Stated goal. Your task is to output the data exactly as it stands.

Data excerpts.
╔══

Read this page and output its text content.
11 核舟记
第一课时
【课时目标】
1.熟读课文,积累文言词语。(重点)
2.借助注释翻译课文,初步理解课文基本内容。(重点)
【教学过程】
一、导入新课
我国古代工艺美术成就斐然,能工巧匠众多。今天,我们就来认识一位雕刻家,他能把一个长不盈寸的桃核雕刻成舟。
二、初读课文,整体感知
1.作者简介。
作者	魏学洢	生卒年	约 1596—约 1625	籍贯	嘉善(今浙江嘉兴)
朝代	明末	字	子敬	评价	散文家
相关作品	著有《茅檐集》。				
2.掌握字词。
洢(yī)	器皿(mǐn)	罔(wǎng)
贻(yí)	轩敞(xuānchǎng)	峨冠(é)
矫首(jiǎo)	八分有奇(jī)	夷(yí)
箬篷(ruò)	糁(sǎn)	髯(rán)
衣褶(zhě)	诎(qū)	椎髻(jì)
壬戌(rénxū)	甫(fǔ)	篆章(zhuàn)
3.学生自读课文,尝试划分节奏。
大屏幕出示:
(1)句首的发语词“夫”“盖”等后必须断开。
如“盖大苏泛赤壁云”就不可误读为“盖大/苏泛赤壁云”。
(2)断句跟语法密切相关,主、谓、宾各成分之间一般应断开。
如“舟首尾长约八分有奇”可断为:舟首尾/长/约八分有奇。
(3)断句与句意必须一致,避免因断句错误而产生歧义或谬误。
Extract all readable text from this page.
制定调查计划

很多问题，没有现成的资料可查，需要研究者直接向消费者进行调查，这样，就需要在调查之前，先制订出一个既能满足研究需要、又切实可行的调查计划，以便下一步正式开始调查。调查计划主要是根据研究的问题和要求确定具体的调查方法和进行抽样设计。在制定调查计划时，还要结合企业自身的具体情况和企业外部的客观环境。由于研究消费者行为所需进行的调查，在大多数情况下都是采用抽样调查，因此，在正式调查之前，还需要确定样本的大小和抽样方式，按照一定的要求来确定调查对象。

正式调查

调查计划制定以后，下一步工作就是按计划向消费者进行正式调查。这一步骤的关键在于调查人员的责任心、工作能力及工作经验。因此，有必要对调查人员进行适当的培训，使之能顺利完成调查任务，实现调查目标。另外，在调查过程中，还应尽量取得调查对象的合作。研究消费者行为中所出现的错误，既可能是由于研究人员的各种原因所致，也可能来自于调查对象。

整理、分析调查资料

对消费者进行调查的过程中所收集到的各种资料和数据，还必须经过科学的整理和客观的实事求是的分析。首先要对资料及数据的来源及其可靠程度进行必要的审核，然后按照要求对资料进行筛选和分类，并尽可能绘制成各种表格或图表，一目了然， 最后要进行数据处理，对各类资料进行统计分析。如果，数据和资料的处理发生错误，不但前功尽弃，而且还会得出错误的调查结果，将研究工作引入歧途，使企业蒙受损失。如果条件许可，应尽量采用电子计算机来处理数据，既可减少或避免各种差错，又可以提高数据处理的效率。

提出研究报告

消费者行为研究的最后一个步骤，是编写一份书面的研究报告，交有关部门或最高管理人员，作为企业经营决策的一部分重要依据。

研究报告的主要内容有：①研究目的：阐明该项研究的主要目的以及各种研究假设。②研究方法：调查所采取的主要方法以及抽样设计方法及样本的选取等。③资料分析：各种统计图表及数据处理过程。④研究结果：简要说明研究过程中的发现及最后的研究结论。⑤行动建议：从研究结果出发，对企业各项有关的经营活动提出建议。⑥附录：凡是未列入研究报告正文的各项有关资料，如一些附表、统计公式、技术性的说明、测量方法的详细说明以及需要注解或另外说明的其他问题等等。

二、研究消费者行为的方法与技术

╚══

Result of the task.
Read this page and output its text content.
11 核舟记
第一课时
【课时目标】
1.熟读课文,积累文言词语。(重点)
2.借助注释翻译课文,初步理解课文基本内容。(重点)
【教学过程】
一、导入新课
我国古代工艺美术成就斐然,能工巧匠众多。今天,我们就来认识一位雕刻家,他能把一个长不盈寸的桃核雕刻成舟。
二、初读课文,整体感知
1.作者简介。
作者	魏学洢	生卒年	约 1596—约 1625	籍贯	嘉善(今浙江嘉兴)
朝代	明末	字	子敬	评价	散文家
相关作品	著有《茅檐集》。				
2.掌握字词。
洢(yī)	器皿(mǐn)	罔(wǎng)
贻(yí)	轩敞(xuānchǎng)	峨冠(é)
矫首(jiǎo)	八分有奇(jī)	夷(yí)
箬篷(ruò)	糁(sǎn)	髯(rán)
衣褶(zhě)	诎(qū)	椎髻(jì)
壬戌(rénxū)	甫(fǔ)	篆章(zhuàn)
3.学生自读课文,尝试划分节奏。
大屏幕出示:
(1)句首的发语词“夫”“盖”等后必须断开。
如“盖大苏泛赤壁云”就不可误读为“盖大/苏泛赤壁云”。
(2)断句跟语法密切相关,主、谓、宾各成分之间一般应断开。
如“舟首尾长约八分有奇”可断为:舟首尾/长/约八分有奇。
(3)断句与句意必须一致,避免因断句错误而产生歧义或谬误。
Extract all readable text from this page.
制定调查计划

很多问题，没有现成的资料可查，需要研究者直接向消费者进行调查，这样，就需要在调查之前，先制订出一个既能满足研究需要、又切实可行的调查计划，以便下一步正式开始调查。调查计划主要是根据研究的问题和要求确定具体的调查方法和进行抽样设计。在制定调查计划时，还要结合企业自身的具体情况和企业外部的客观环境。由于研究消费者行为所需进行的调查，在大多数情况下都是采用抽样调查，因此，在正式调查之前，还需要确定样本的大小和抽样方式，按照一定的要求来确定调查对象。

正式调查

调查计划制定以后，下一步工作就是按计划向消费者进行正式调查。这一步骤的关键在于调查人员的责任心、工作能力及工作经验。因此，有必要对调查人员进行适当的培训，使之能顺利完成调查任务，实现调查目标。另外，在调查过程中，还应尽量取得调查对象的合作。研究消费者行为中所出现的错误，既可能是由于研究人员的各种原因所致，也可能来自于调查对象。

整理、分析调查资料

对消费者进行调查的过程中所收集到的各种资料和数据，还必须经过科学的整理和客观的实事求是的分析。首先要对资料及数据的来源及其可靠程度进行必要的审核，然后按照要求对资料进行筛选和分类，并尽可能绘制成各种表格或图表，一目了然， 最后要进行数据处理，对各类资料进行统计分析。如果，数据和资料的处理发生错误，不但前功尽弃，而且还会得出错误的调查结果，将研究工作引入歧途，使企业蒙受损失。如果条件许可，应尽量采用电子计算机来处理数据，既可减少或避免各种差错，又可以提高数据处理的效率。

提出研究报告

消费者行为研究的最后一个步骤，是编写一份书面的研究报告，交有关部门或最高管理人员，作为企业经营决策的一部分重要依据。

研究报告的主要内容有：①研究目的：阐明该项研究的主要目的以及各种研究假设。②研究方法：调查所采取的主要方法以及抽样设计方法及样本的选取等。③资料分析：各种统计图表及数据处理过程。④研究结果：简要说明研究过程中的发现及最后的研究结论。⑤行动建议：从研究结果出发，对企业各项有关的经营活动提出建议。⑥附录：凡是未列入研究报告正文的各项有关资料，如一些附表、统计公式、技术性的说明、测量方法的详细说明以及需要注解或另外说明的其他问题等等。

二、研究消费者行为的方法与技术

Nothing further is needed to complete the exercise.